— Start of Extracted material —

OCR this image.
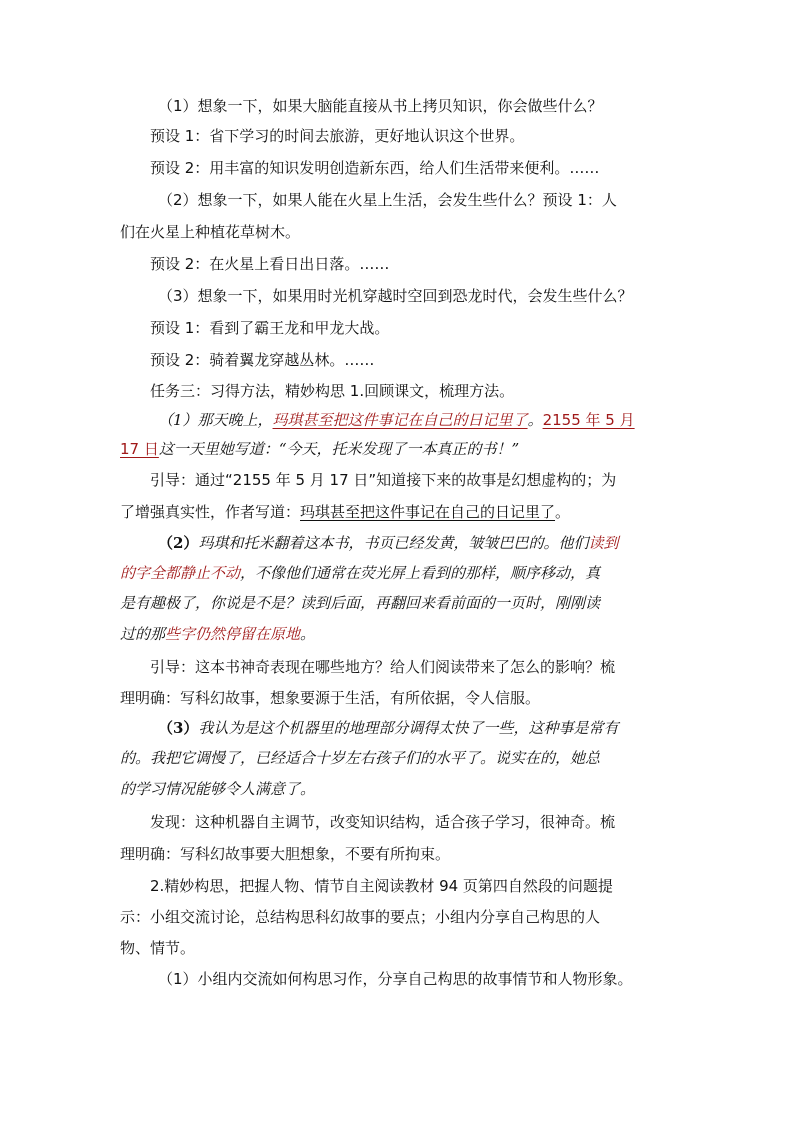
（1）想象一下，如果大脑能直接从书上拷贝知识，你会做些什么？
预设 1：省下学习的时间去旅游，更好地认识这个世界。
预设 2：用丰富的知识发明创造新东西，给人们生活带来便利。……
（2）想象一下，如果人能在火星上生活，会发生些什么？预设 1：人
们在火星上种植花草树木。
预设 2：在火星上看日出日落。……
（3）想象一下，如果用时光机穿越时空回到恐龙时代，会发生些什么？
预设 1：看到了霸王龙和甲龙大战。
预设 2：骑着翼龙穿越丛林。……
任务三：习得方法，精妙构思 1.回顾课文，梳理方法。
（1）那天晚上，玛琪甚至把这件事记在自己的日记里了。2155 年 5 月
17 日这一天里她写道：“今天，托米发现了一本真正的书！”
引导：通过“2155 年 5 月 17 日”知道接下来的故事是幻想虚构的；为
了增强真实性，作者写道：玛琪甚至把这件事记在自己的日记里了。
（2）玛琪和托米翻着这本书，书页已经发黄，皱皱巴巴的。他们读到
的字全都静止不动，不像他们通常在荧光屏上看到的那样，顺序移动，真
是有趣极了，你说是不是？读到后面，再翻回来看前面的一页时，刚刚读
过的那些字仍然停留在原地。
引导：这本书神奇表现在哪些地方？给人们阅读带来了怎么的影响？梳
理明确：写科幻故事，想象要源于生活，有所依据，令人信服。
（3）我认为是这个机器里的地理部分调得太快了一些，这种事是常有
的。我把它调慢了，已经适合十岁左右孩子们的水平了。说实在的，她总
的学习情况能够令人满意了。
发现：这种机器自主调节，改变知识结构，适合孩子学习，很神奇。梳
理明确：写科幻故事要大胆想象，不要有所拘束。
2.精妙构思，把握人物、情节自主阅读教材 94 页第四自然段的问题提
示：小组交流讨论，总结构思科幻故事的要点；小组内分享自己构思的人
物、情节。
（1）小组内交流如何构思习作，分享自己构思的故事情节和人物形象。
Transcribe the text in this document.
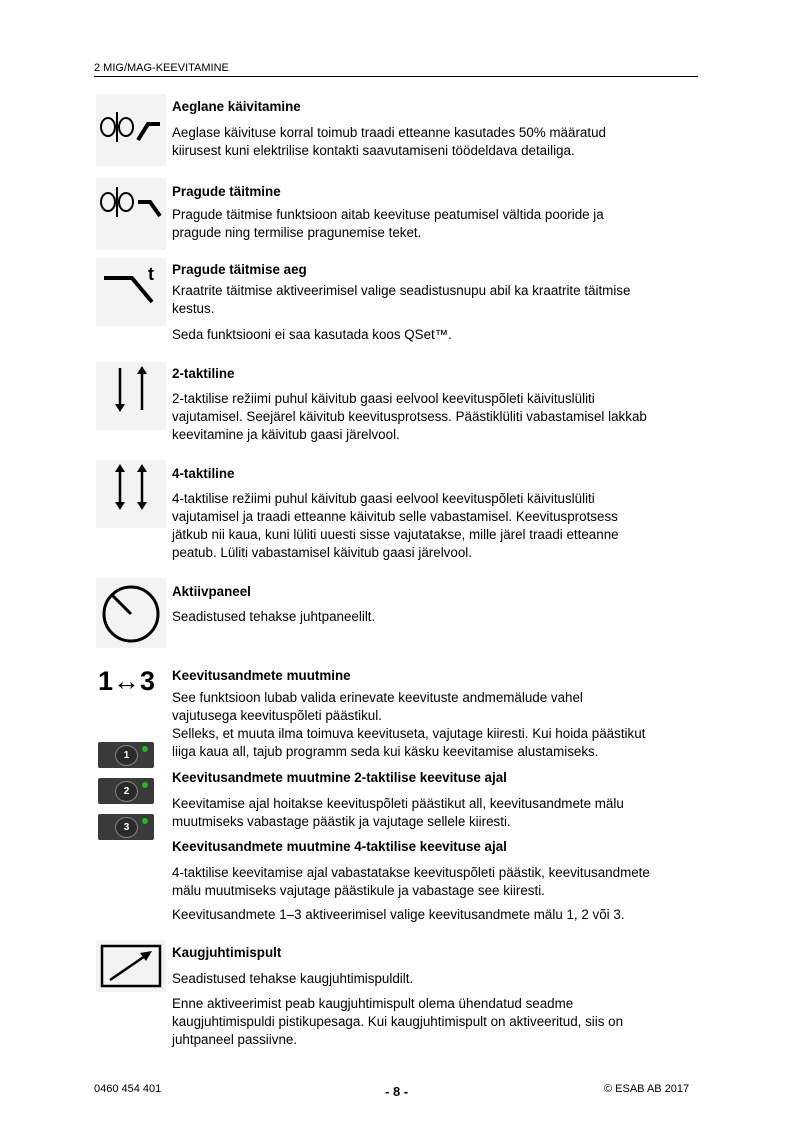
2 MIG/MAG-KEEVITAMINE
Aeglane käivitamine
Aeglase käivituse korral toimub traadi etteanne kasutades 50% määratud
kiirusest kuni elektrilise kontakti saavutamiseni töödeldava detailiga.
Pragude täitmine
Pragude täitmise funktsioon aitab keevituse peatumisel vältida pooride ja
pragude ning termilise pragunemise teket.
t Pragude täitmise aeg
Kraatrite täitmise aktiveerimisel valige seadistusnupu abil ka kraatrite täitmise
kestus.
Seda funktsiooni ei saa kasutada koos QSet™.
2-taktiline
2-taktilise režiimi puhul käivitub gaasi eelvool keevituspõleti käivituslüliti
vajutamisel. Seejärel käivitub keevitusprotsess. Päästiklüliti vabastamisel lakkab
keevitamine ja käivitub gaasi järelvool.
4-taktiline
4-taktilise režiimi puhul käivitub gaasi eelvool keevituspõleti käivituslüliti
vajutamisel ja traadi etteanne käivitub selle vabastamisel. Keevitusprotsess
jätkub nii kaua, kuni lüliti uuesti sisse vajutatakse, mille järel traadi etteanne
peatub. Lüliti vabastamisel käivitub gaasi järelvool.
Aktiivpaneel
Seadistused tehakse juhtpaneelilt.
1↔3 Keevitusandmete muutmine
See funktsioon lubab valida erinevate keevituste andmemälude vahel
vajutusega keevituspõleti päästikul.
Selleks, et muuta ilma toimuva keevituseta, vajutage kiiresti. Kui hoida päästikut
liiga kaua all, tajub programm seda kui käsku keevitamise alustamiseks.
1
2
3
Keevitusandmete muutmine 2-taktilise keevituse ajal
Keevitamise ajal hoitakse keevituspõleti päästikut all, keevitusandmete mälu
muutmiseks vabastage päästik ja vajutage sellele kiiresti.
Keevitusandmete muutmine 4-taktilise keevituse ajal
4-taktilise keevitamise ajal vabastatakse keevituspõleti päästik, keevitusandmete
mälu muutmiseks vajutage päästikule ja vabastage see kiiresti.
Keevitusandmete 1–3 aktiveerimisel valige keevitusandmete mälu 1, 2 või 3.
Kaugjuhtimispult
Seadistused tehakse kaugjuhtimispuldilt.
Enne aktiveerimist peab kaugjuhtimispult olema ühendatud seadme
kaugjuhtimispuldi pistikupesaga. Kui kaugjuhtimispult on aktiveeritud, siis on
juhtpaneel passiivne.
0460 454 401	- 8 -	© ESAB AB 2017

— End of Extracted material —
— Start of Extracted material —

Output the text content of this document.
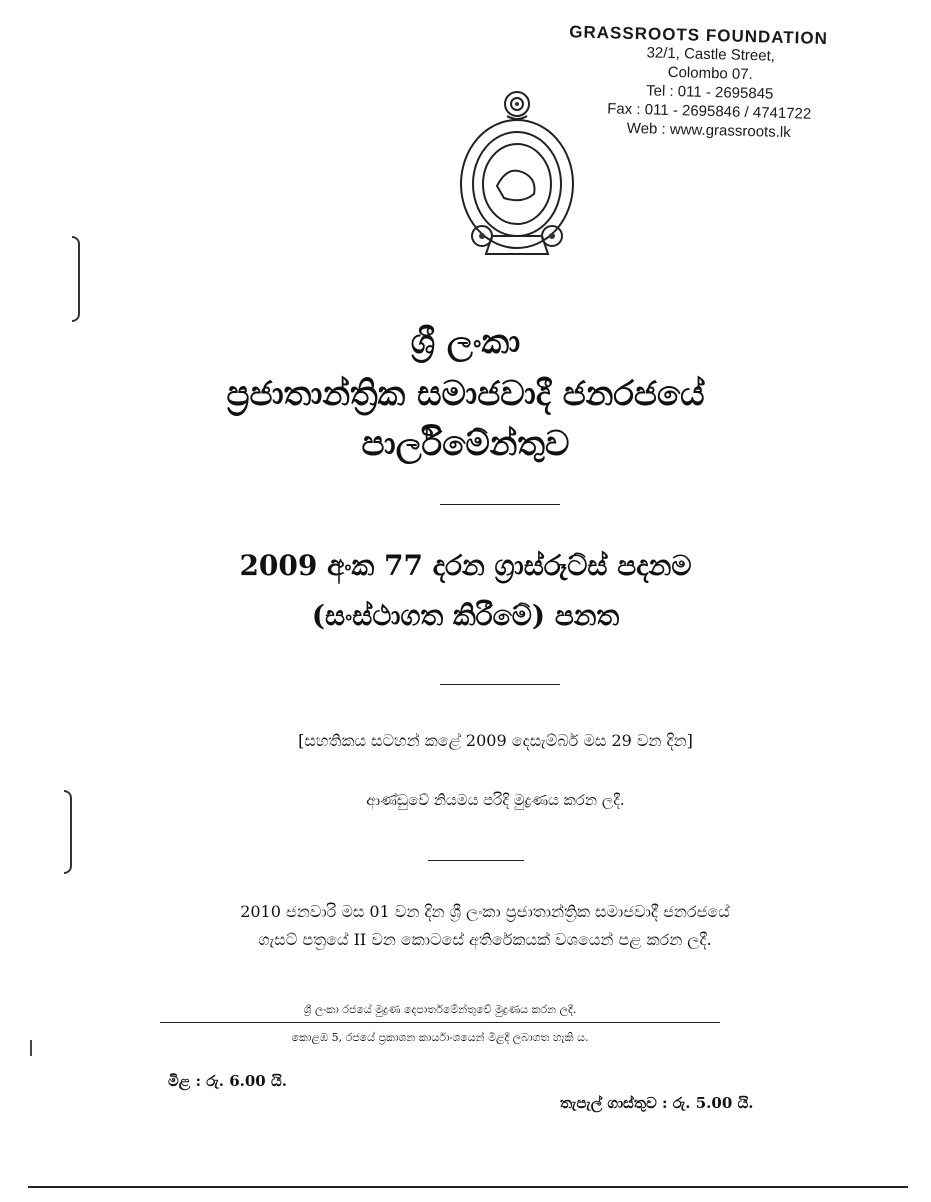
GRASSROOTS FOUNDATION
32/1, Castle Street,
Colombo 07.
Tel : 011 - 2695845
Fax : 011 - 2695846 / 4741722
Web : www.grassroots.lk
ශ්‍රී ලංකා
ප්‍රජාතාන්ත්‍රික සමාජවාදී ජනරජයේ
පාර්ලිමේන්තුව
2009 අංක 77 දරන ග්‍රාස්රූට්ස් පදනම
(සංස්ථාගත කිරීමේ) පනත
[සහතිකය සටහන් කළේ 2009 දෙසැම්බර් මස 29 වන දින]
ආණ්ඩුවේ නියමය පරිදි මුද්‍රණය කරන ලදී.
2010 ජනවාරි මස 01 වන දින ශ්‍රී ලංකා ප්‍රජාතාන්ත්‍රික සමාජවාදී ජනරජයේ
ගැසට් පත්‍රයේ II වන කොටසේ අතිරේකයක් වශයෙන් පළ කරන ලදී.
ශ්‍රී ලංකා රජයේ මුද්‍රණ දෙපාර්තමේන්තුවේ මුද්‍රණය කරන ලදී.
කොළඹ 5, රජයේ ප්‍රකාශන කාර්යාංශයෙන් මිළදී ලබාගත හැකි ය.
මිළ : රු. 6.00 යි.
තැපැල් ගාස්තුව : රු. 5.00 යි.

— End of Extracted material —

*What you will do*: Identify the lines of the data that contain the word "vabastage". Copy each of them.

*Worked solution*:
muutmiseks vabastage päästik ja vajutage sellele kiiresti.
mälu muutmiseks vajutage päästikule ja vabastage see kiiresti.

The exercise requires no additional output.